_Extracted text_:

* * * * *

If given enough time, the body can adapt to almost anything. The muscles in our bodies rise to meet the challenges presented to them, tearing themselves apart and rebuilding over and over again until they are at last strong enough to resist what resists them. The body is a paradox. It is durable and delicate; sensitive and tough. It can adapt and it can demand.

It is an amazing piece of work.

Sometimes I think it's easy to criticize our bodies. We get so lost in the wrapping, in the way our hair falls around our shoulders, the shape of our nose, or the color of our eyes. It's easy to become angry at our bodies for not looking or acting the way we want them to. We forget so easily. We forget what a gift our bodies are. We forget how much they can do. Bodies are precious. They deserve our awe and they deserve our respect.

And most of all, a body deserves protection—even if it isn't our own.

Lightbulbs and Kidneys

This morning I woke up and the bathroom light was burnt out. Lightbulbs burning out is always an unfortunate occasion, but this was particularly unfortunate because there is not a single window connected to our bathroom. The result? Complete and utter darkness. And as much as I enjoy showering in the darkness, peeing in the darkness, and brushing my hair in the darkness, I do not in fact enjoy doing any of these activities in the darkness.

I tried putting on my makeup via cell phone light and I thought things were going well until I went downstairs and saw myself in the mirror in the living room, illuminated by blinding sunlight, and realized I had done a very shoddy job indeed. However, on the plus side, things like zits are much less visible in the darkness and, as long as you don't look in any other mirrors, enable you to shove the memory of their existence completely from your mind.

* * * * *

_Dataset rows_:
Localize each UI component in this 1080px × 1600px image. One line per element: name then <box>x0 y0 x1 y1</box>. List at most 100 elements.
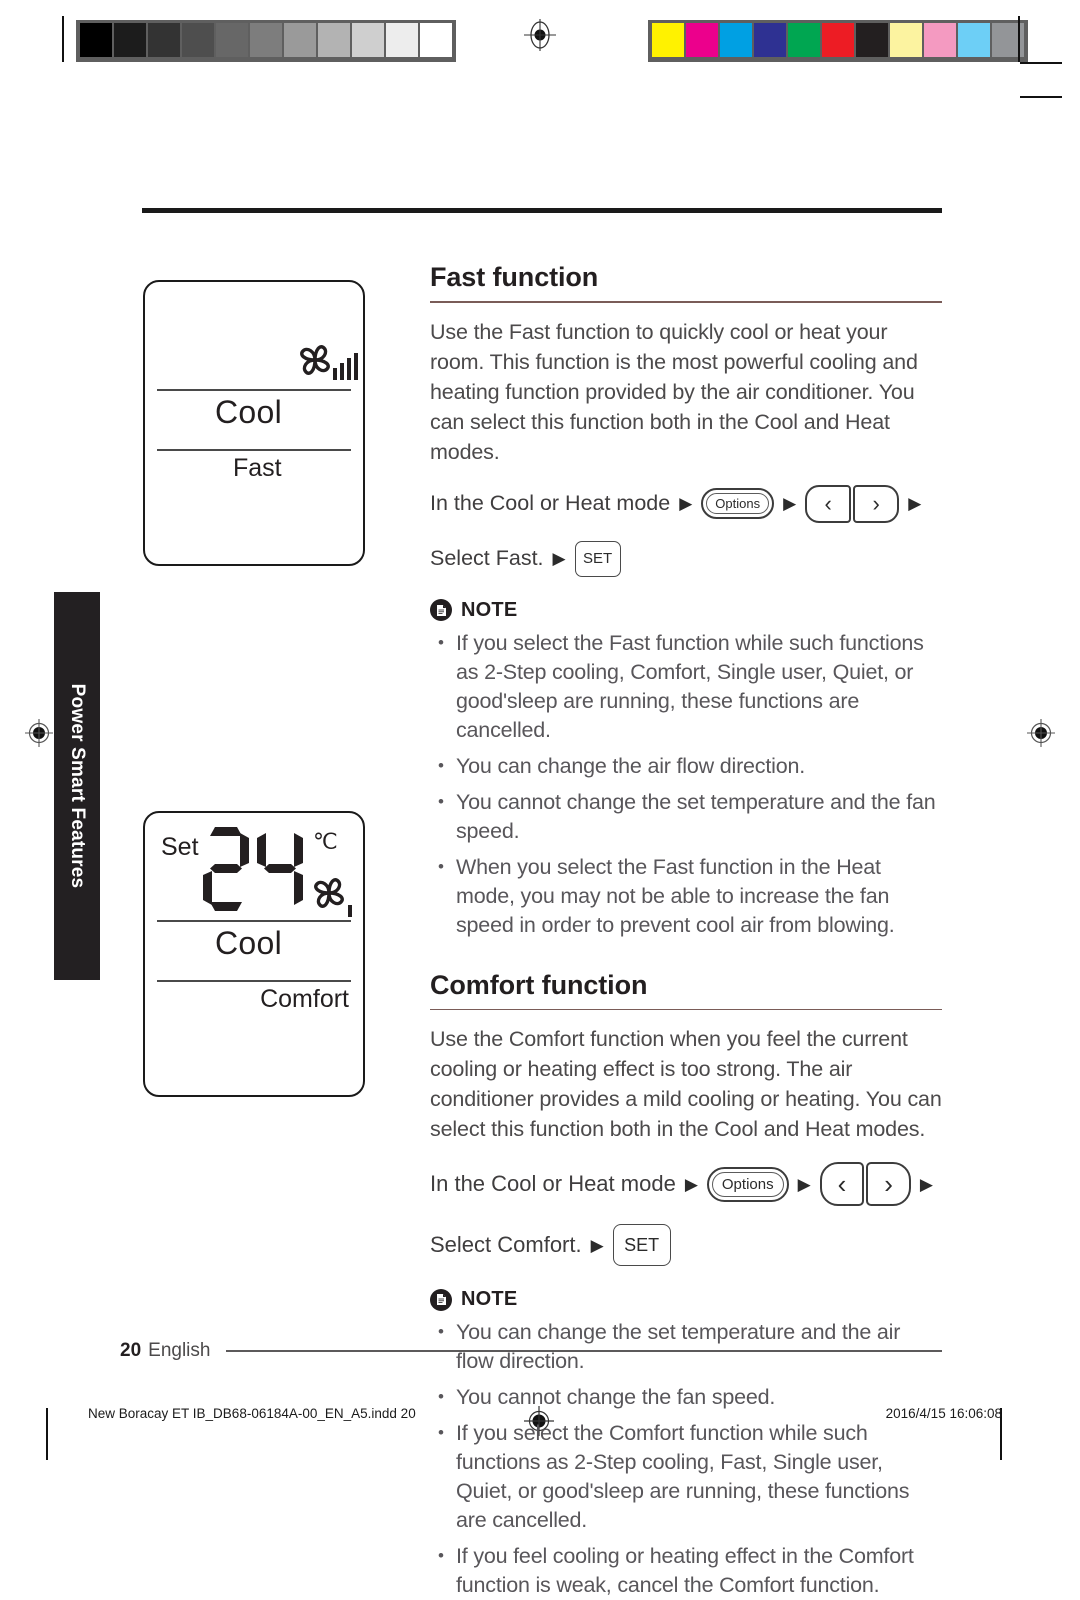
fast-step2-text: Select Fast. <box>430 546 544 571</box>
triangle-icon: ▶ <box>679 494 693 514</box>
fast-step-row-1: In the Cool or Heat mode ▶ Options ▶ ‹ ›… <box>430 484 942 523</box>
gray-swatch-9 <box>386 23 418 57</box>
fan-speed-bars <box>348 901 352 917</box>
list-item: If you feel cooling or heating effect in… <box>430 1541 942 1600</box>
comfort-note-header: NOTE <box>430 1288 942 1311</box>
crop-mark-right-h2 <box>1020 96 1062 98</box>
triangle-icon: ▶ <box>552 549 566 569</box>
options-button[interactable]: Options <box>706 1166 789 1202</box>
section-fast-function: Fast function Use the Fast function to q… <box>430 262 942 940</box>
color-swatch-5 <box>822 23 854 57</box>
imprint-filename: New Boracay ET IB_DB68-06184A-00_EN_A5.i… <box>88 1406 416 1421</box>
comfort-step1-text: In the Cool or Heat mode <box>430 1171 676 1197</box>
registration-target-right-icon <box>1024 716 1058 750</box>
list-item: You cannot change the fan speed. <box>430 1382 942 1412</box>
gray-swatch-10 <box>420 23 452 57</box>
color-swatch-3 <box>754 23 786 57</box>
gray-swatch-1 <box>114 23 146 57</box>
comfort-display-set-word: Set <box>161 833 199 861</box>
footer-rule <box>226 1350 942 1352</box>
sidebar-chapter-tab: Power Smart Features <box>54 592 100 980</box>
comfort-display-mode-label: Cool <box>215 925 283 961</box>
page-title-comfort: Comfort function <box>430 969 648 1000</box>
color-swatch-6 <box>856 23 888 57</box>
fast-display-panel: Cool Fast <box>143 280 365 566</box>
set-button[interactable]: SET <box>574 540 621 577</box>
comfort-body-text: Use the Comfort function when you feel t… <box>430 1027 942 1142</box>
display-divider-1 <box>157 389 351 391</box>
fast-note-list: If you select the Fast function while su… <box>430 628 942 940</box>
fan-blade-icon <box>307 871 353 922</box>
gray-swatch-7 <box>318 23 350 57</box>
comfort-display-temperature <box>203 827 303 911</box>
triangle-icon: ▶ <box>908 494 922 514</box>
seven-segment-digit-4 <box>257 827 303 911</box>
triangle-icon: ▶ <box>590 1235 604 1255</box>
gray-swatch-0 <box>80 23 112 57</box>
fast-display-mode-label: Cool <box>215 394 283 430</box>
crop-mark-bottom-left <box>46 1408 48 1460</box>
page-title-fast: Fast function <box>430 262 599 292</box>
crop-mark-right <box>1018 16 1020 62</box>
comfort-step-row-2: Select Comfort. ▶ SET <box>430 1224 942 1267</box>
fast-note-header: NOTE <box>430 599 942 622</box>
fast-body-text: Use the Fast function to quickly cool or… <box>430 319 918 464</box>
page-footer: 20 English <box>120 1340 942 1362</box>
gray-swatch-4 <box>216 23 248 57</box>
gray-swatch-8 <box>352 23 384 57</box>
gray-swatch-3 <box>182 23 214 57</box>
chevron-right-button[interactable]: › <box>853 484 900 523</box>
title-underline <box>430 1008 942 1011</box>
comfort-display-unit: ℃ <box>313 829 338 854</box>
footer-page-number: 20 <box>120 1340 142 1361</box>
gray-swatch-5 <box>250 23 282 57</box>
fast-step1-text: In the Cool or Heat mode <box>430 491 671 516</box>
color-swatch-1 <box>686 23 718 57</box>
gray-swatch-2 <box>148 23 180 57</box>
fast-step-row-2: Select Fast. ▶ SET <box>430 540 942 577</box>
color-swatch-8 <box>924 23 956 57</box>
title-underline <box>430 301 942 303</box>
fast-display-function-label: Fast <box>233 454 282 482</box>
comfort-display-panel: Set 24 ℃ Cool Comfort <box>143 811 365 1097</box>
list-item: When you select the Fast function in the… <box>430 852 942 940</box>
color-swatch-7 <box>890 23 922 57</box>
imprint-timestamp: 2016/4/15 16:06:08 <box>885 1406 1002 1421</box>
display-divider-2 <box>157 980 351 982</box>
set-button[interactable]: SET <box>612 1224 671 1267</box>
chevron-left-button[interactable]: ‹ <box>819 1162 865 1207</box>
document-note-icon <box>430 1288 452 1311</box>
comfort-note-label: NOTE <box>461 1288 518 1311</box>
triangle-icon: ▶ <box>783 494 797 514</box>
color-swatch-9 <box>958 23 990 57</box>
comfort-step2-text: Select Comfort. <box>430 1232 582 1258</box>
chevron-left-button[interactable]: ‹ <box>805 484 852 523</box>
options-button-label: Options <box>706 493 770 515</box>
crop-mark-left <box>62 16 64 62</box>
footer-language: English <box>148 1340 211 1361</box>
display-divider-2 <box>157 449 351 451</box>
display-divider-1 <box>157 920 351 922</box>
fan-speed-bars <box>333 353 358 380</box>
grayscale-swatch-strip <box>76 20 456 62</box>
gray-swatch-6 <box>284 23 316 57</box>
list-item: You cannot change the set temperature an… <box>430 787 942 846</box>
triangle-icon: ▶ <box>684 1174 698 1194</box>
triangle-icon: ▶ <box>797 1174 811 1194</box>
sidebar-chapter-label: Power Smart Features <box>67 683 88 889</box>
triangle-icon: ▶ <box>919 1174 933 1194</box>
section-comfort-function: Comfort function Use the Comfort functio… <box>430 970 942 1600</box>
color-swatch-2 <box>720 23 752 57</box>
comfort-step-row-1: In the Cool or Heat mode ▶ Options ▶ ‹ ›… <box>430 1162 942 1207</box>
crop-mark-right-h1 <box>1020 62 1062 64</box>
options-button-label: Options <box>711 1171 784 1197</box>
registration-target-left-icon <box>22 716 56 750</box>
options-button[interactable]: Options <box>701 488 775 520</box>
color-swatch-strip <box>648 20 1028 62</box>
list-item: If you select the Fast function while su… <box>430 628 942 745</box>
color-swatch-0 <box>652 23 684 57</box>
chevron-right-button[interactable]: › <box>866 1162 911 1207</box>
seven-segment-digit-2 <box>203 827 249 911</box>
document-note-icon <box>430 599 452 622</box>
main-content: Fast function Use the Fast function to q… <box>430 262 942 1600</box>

* * * * *

_Jobs_:
1) From the essay on the body, list the activities that the writer says are not enjoyable to do in the dark.
2) Does each statement agree with the essay on the body? Answer yes or no for each, and quote the words that decide it.
(a) The bathroom has one small window.
(b) Muscles tear themselves apart and rebuild.
(c) The makeup looked good in the living room mirror.
3) Pick up the essay on the body after its last sentence and keep it going.

_Results_:
1) showering, peeing, brushing hair

2)
(a) No: "there is not a single window connected to our bathroom"
(b) Yes: "tearing themselves apart and rebuilding over and over again"
(c) No: "realized I had done a very shoddy job indeed"

3)
It's also very frightening to stare into mirrors in the darkness. The whole time I'm doing so I can't shake images from my mind of ghosts appearing next to my face in the glass and laughing maniacally. Gives me the creeps just thinking about it.

Anyway, after we got home from church I once again headed into the bathroom, deceived by the light from the hallway leaking in, and shut the door only to find myself once again in total darkness and remember that the lightbulb was still out. I was sick and tired of this nonsense, but the way I saw it, I had two options: 1) pee in darkness; or 2) pee with the door wide open. Both were equally unsavory and repulsive activities, so in a moment of sheer brilliance, I found my solution. I looked up at the light in the hall and noticed for the first time that there were not one but two lightbulbs in the light fixture. I promptly unscrewed one of the lightbulbs from the hall and brought it into the bathroom light fixture, screwed it in, and basked in the fluorescent glow that spilled forth. There is now light in the hallway and the bathroom! So the moral of the story is lightbulbs are like kidneys: You can take one out and transplant it, and everybody will still do just fine.